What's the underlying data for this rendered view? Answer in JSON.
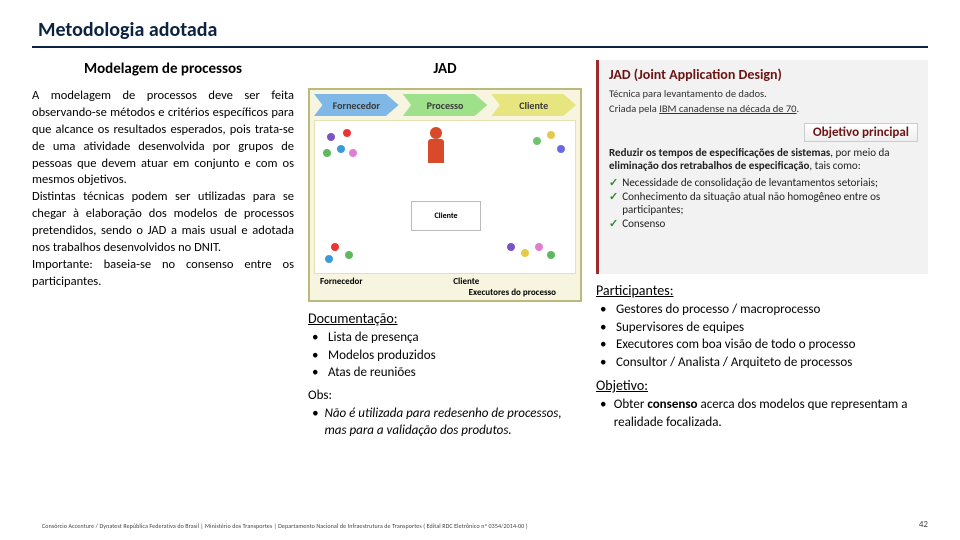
{
  "title": "Metodologia adotada",
  "left": {
    "heading": "Modelagem de processos",
    "text": "A modelagem de processos deve ser feita observando-se métodos e critérios específicos para que alcance os resultados esperados, pois trata-se de uma atividade desenvolvida por grupos de pessoas que devem atuar em conjunto e com os mesmos objetivos.\nDistintas técnicas podem ser utilizadas para se chegar à elaboração dos modelos de processos pretendidos, sendo o JAD a mais usual e adotada nos trabalhos desenvolvidos no DNIT.\nImportante: baseia-se no consenso entre os participantes."
  },
  "mid": {
    "heading": "JAD",
    "diagram": {
      "arrows": [
        "Fornecedor",
        "Processo",
        "Cliente"
      ],
      "arrow_colors": [
        "#7fb8e6",
        "#9fe08a",
        "#e6e57f"
      ],
      "bottom_labels": [
        "Fornecedor",
        "Executores do processo",
        "Cliente"
      ],
      "border_color": "#bdb97a",
      "bg_color": "#f7f5df"
    },
    "doc": {
      "heading": "Documentação:",
      "items": [
        "Lista de presença",
        "Modelos produzidos",
        "Atas de reuniões"
      ]
    },
    "obs": {
      "heading": "Obs:",
      "text": "Não é utilizada para redesenho de processos, mas para a validação dos produtos."
    }
  },
  "right": {
    "jadbox": {
      "title": "JAD (Joint Application Design)",
      "sub1_label": "Técnica para levantamento de dados.",
      "sub2_prefix": "Criada pela ",
      "sub2_u": "IBM canadense na década de 70",
      "sub2_suffix": ".",
      "obj_heading": "Objetivo principal",
      "obj_text_pre": "Reduzir os tempos de especificações de sistemas",
      "obj_text_mid": ", por meio da ",
      "obj_text_bold": "eliminação dos retrabalhos de especificação",
      "obj_text_post": ", tais como:",
      "checks": [
        "Necessidade de consolidação de levantamentos setoriais;",
        "Conhecimento da situação atual não homogêneo entre os participantes;",
        "Consenso"
      ]
    },
    "participantes": {
      "heading": "Participantes:",
      "items": [
        "Gestores do processo / macroprocesso",
        "Supervisores de equipes",
        "Executores com boa visão de todo o processo",
        "Consultor / Analista / Arquiteto de processos"
      ]
    },
    "objetivo": {
      "heading": "Objetivo:",
      "item_pre": "Obter ",
      "item_bold": "consenso",
      "item_post": " acerca dos modelos que representam a realidade focalizada."
    }
  },
  "footer": {
    "left": "Consórcio Accenture / Dynatest  República Federativa do Brasil | Ministério dos Transportes | Departamento Nacional de Infraestrutura de Transportes ( Edital RDC Eletrônico nº 0354/2014-00 )",
    "page": "42"
  },
  "colors": {
    "title": "#0b2340",
    "jad_accent": "#6a1414"
  }
}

**REQUIRED WORK**
Each record above should be copied character for character, with pictures dropped.

**ANSWER TO THIS PROBLEM**
What's the underlying data for this rendered view? Answer in JSON.
{
  "title": "Metodologia adotada",
  "left": {
    "heading": "Modelagem de processos",
    "text": "A modelagem de processos deve ser feita observando-se métodos e critérios específicos para que alcance os resultados esperados, pois trata-se de uma atividade desenvolvida por grupos de pessoas que devem atuar em conjunto e com os mesmos objetivos.\nDistintas técnicas podem ser utilizadas para se chegar à elaboração dos modelos de processos pretendidos, sendo o JAD a mais usual e adotada nos trabalhos desenvolvidos no DNIT.\nImportante: baseia-se no consenso entre os participantes."
  },
  "mid": {
    "heading": "JAD",
    "diagram": {
      "arrows": [
        "Fornecedor",
        "Processo",
        "Cliente"
      ],
      "arrow_colors": [
        "#7fb8e6",
        "#9fe08a",
        "#e6e57f"
      ],
      "bottom_labels": [
        "Fornecedor",
        "Executores do processo",
        "Cliente"
      ],
      "border_color": "#bdb97a",
      "bg_color": "#f7f5df"
    },
    "doc": {
      "heading": "Documentação:",
      "items": [
        "Lista de presença",
        "Modelos produzidos",
        "Atas de reuniões"
      ]
    },
    "obs": {
      "heading": "Obs:",
      "text": "Não é utilizada para redesenho de processos, mas para a validação dos produtos."
    }
  },
  "right": {
    "jadbox": {
      "title": "JAD (Joint Application Design)",
      "sub1_label": "Técnica para levantamento de dados.",
      "sub2_prefix": "Criada pela ",
      "sub2_u": "IBM canadense na década de 70",
      "sub2_suffix": ".",
      "obj_heading": "Objetivo principal",
      "obj_text_pre": "Reduzir os tempos de especificações de sistemas",
      "obj_text_mid": ", por meio da ",
      "obj_text_bold": "eliminação dos retrabalhos de especificação",
      "obj_text_post": ", tais como:",
      "checks": [
        "Necessidade de consolidação de levantamentos setoriais;",
        "Conhecimento da situação atual não homogêneo entre os participantes;",
        "Consenso"
      ]
    },
    "participantes": {
      "heading": "Participantes:",
      "items": [
        "Gestores do processo / macroprocesso",
        "Supervisores de equipes",
        "Executores com boa visão de todo o processo",
        "Consultor / Analista / Arquiteto de processos"
      ]
    },
    "objetivo": {
      "heading": "Objetivo:",
      "item_pre": "Obter ",
      "item_bold": "consenso",
      "item_post": " acerca dos modelos que representam a realidade focalizada."
    }
  },
  "footer": {
    "left": "Consórcio Accenture / Dynatest  República Federativa do Brasil | Ministério dos Transportes | Departamento Nacional de Infraestrutura de Transportes ( Edital RDC Eletrônico nº 0354/2014-00 )",
    "page": "42"
  },
  "colors": {
    "title": "#0b2340",
    "jad_accent": "#6a1414"
  }
}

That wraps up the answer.